• Provided data:
-- Begin --

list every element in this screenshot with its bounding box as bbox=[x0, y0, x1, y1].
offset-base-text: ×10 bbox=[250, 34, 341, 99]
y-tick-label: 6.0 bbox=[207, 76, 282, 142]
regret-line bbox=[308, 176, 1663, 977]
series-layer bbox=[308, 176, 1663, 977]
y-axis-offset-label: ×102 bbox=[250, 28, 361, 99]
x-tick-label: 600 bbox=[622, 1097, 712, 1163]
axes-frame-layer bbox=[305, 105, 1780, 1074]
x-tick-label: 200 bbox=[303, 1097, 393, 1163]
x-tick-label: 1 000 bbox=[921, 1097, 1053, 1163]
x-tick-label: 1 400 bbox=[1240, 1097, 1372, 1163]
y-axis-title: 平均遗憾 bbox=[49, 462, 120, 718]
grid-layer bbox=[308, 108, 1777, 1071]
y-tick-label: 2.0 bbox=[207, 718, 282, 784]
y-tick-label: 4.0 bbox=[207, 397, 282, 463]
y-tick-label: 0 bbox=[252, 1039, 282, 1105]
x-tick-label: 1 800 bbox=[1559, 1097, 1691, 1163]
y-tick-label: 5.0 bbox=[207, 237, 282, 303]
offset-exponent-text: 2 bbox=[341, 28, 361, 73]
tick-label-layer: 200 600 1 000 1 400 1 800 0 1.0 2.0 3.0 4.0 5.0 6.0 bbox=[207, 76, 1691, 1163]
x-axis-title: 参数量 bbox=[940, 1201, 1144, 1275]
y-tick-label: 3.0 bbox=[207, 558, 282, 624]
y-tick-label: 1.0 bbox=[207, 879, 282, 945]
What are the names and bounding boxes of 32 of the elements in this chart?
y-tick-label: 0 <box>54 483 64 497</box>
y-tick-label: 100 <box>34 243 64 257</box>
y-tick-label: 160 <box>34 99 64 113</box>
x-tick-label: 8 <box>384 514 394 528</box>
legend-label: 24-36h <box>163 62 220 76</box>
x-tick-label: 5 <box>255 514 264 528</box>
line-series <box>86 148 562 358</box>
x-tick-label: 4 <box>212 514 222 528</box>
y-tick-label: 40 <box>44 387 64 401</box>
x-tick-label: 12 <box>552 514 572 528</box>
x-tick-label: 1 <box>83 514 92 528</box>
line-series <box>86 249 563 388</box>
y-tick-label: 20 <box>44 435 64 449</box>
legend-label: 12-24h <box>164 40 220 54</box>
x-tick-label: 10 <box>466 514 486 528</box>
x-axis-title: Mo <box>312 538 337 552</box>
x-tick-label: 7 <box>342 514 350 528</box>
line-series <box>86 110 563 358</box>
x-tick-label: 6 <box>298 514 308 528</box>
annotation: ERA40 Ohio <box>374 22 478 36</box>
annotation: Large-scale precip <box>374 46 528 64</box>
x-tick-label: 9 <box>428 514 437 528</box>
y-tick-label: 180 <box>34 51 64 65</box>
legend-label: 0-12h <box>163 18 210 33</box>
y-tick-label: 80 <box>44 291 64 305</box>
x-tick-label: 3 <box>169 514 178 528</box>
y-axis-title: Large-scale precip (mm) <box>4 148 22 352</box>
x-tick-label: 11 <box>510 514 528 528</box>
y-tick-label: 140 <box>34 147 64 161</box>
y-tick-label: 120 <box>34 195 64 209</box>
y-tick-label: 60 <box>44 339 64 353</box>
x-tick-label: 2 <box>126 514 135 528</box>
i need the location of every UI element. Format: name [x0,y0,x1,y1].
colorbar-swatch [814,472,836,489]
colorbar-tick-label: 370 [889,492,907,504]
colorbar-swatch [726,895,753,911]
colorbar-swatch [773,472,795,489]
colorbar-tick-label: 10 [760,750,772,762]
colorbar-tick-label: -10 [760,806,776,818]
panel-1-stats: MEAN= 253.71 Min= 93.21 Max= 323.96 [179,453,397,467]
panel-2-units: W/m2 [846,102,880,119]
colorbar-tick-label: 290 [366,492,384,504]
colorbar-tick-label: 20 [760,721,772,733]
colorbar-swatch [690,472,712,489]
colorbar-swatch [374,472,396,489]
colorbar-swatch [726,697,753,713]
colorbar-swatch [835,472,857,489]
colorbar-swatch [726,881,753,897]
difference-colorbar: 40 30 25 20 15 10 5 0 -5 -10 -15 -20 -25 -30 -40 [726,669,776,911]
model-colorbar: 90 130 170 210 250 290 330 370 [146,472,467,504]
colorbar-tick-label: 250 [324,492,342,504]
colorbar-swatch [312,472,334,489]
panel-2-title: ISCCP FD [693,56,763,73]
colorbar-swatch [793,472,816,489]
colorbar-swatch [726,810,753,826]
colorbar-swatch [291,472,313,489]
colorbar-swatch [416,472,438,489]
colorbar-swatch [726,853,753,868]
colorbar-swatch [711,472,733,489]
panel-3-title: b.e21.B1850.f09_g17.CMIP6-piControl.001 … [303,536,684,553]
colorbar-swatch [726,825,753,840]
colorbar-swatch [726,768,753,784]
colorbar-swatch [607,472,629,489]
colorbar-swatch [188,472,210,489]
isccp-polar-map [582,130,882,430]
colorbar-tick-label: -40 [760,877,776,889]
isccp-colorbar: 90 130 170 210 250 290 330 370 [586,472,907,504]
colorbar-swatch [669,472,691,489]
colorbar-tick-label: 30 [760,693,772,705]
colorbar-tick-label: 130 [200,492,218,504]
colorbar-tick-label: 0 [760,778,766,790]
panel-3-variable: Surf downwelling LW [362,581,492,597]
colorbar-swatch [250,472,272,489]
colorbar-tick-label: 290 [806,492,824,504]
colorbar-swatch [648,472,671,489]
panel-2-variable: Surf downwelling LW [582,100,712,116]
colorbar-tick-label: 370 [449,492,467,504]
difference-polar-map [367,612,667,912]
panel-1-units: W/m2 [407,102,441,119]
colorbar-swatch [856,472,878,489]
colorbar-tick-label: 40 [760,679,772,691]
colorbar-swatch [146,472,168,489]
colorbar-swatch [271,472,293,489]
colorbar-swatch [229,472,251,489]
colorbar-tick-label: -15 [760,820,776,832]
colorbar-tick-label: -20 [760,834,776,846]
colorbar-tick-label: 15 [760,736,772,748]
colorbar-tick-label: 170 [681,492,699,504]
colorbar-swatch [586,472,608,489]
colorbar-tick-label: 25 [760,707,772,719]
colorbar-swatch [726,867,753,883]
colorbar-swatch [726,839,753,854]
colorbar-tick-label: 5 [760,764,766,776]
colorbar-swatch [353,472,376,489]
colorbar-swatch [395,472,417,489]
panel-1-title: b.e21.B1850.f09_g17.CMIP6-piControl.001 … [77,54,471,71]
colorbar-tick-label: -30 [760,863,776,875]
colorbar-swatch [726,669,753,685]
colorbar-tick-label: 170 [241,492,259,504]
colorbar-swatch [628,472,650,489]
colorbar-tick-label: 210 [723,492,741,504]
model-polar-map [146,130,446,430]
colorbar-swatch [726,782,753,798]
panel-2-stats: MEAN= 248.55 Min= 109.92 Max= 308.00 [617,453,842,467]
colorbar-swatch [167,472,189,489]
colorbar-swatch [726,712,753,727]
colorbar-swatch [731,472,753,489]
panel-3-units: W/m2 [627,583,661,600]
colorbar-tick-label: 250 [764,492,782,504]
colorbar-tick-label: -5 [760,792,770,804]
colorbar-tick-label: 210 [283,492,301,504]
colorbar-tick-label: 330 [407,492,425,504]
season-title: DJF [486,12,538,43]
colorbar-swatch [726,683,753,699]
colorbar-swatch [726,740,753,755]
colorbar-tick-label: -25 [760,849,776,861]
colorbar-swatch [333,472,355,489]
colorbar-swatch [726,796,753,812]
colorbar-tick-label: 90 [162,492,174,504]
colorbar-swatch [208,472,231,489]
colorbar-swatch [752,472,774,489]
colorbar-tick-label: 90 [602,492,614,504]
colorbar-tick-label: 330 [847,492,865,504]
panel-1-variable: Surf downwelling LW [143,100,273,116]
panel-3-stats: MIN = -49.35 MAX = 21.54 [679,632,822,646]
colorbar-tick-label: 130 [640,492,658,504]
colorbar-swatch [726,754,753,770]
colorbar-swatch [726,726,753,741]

-- End --

• Given task:
Count the lines in the entries above that contain the string "scale", and reply with that number alone.

• Task response:
2